-- begin Records supplied --

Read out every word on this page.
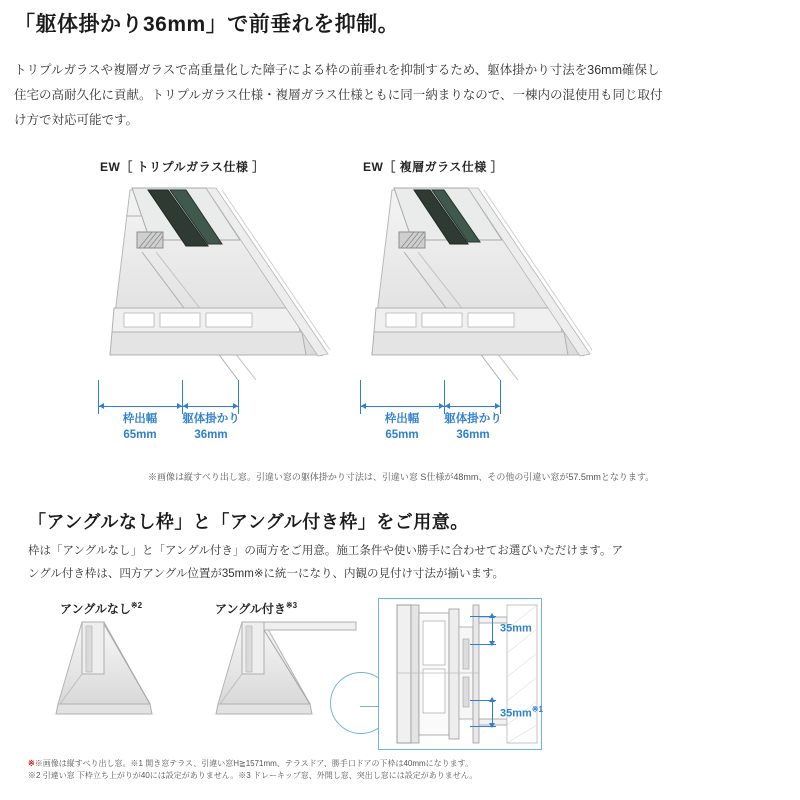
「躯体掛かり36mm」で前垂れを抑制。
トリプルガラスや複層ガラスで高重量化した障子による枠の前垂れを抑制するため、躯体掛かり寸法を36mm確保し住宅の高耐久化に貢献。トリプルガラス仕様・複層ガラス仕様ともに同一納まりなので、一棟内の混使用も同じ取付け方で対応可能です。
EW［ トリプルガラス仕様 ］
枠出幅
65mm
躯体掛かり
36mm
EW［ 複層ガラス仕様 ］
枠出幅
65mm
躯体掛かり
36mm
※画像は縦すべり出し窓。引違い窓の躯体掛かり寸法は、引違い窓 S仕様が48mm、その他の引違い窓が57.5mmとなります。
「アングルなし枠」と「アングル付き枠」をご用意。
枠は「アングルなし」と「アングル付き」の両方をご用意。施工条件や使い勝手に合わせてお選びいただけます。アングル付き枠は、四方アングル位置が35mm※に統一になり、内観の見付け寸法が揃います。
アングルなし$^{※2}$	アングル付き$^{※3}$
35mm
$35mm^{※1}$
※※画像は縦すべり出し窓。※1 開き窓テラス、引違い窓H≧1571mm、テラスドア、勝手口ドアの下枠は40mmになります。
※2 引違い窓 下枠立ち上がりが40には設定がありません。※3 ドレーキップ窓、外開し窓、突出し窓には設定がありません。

-- end Records supplied --

▶ [Aim of the task] Omit each picture, then return all of the listing exactly as it stands.

▶ [Result for this task]
Read out every word on this page.
「躯体掛かり36mm」で前垂れを抑制。
トリプルガラスや複層ガラスで高重量化した障子による枠の前垂れを抑制するため、躯体掛かり寸法を36mm確保し住宅の高耐久化に貢献。トリプルガラス仕様・複層ガラス仕様ともに同一納まりなので、一棟内の混使用も同じ取付け方で対応可能です。
EW［ トリプルガラス仕様 ］
枠出幅
65mm
躯体掛かり
36mm
EW［ 複層ガラス仕様 ］
枠出幅
65mm
躯体掛かり
36mm
※画像は縦すべり出し窓。引違い窓の躯体掛かり寸法は、引違い窓 S仕様が48mm、その他の引違い窓が57.5mmとなります。
「アングルなし枠」と「アングル付き枠」をご用意。
枠は「アングルなし」と「アングル付き」の両方をご用意。施工条件や使い勝手に合わせてお選びいただけます。アングル付き枠は、四方アングル位置が35mm※に統一になり、内観の見付け寸法が揃います。
アングルなし$^{※2}$	アングル付き$^{※3}$
35mm
$35mm^{※1}$
※※画像は縦すべり出し窓。※1 開き窓テラス、引違い窓H≧1571mm、テラスドア、勝手口ドアの下枠は40mmになります。
※2 引違い窓 下枠立ち上がりが40には設定がありません。※3 ドレーキップ窓、外開し窓、突出し窓には設定がありません。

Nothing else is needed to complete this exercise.